[Extracts from a graphics dataset]
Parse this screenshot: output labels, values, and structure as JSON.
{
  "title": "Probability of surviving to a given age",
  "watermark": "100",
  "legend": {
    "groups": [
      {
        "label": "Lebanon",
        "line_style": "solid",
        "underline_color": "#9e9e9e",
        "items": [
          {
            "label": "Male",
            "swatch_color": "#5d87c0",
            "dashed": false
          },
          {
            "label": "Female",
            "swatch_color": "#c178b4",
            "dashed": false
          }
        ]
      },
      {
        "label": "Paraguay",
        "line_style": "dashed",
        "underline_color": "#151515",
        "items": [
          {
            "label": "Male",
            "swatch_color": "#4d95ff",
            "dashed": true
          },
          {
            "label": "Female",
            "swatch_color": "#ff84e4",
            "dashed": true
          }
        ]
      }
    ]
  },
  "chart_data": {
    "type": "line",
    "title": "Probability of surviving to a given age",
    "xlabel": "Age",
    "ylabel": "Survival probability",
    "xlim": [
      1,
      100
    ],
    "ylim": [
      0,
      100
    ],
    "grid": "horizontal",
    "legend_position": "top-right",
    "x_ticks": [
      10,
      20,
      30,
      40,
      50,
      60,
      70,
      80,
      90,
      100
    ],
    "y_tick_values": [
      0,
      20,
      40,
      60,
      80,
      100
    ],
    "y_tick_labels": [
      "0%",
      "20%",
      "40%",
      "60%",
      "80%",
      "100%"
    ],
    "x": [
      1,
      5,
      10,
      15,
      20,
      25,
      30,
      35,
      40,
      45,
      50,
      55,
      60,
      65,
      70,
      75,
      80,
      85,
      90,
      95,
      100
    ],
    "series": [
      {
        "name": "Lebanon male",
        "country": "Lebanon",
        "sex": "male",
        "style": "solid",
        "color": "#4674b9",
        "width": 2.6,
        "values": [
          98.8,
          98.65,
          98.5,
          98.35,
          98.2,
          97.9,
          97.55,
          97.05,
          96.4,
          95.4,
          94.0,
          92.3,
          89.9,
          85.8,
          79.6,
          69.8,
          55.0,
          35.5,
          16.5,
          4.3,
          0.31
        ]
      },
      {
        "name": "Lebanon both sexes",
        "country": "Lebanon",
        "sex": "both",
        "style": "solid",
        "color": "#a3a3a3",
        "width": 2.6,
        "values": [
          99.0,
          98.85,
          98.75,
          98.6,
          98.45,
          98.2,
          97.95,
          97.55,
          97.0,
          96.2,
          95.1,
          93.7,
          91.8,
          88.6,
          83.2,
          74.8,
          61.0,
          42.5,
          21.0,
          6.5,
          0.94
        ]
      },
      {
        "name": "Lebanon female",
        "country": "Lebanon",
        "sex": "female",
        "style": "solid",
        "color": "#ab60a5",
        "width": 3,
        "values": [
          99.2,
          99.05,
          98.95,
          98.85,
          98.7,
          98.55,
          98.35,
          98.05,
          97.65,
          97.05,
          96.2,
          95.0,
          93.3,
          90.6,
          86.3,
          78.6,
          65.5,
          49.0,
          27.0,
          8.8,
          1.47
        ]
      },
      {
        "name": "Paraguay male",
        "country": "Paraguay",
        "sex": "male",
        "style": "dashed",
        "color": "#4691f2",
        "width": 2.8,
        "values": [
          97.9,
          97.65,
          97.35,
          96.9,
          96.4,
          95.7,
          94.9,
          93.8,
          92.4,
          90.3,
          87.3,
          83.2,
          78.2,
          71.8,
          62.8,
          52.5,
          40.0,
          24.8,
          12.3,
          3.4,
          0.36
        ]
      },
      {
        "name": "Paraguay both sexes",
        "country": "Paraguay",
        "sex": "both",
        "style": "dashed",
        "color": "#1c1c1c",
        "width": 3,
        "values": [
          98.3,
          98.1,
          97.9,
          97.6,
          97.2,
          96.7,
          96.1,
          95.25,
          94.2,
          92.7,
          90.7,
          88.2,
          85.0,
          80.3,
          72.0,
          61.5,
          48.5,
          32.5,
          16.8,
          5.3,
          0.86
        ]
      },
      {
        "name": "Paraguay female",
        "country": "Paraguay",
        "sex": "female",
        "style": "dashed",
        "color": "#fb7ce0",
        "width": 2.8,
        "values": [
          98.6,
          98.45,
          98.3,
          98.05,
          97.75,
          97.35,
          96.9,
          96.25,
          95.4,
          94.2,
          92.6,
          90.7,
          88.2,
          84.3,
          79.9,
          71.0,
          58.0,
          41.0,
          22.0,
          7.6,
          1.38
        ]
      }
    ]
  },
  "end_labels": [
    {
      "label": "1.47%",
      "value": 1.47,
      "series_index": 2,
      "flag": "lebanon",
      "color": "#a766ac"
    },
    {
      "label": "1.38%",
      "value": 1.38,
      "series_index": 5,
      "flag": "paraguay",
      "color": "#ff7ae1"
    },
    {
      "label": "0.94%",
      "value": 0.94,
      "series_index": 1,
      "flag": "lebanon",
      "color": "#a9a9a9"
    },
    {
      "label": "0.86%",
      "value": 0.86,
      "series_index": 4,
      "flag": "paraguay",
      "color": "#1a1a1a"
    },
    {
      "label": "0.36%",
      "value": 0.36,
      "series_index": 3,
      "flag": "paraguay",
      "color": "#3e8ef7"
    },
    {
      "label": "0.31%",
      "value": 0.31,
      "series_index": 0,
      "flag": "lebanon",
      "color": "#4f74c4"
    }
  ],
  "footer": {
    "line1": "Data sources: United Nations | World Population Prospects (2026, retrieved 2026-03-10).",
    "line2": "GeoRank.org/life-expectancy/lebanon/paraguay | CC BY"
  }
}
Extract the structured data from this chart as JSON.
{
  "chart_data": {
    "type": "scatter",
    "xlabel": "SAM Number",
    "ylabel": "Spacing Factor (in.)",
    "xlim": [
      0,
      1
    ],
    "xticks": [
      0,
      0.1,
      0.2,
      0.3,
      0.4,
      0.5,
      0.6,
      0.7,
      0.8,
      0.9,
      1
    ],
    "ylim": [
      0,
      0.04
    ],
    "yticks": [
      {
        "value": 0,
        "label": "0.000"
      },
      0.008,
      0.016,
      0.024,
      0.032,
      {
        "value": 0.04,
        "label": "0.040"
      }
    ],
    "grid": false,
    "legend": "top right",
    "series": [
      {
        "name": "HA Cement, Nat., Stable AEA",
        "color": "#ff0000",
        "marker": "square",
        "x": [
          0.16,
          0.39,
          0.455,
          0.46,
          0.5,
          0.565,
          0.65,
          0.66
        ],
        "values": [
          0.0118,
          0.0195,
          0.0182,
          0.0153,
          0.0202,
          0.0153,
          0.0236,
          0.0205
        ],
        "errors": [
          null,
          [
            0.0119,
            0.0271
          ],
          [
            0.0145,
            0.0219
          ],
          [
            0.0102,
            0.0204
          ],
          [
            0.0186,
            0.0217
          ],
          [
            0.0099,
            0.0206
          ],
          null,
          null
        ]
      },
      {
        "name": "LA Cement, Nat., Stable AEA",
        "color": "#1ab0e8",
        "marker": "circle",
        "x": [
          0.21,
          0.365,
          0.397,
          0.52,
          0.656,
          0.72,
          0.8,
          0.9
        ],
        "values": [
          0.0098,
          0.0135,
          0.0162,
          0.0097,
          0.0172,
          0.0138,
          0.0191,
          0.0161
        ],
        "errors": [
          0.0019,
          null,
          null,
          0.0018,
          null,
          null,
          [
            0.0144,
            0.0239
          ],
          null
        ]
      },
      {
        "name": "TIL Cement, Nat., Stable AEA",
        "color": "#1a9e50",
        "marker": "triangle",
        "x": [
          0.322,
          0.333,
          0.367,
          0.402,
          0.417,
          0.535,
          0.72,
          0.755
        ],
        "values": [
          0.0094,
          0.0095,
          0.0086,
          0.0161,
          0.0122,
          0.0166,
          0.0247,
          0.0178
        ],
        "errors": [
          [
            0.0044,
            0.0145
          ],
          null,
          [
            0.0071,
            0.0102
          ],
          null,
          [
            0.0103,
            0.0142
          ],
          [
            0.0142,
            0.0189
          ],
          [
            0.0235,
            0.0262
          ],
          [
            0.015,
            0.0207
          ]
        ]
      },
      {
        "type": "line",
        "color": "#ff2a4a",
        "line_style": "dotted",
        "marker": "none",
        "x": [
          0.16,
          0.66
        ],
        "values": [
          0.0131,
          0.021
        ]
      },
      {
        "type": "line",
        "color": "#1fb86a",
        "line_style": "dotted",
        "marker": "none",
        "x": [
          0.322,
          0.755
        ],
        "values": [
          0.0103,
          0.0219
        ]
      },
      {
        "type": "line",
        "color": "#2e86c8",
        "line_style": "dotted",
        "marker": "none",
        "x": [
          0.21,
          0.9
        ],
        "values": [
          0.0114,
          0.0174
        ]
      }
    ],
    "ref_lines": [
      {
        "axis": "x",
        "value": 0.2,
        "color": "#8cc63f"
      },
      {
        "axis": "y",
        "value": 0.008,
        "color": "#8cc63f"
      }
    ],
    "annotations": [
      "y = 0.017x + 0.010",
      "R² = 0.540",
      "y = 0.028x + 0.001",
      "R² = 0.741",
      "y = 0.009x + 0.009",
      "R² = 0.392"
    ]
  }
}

## EXERCISE TASK
Pull out all lines from the entries above that include the word "right".

## SOLUTION BELOW
    "legend_position": "top-right",
    "legend": "top right",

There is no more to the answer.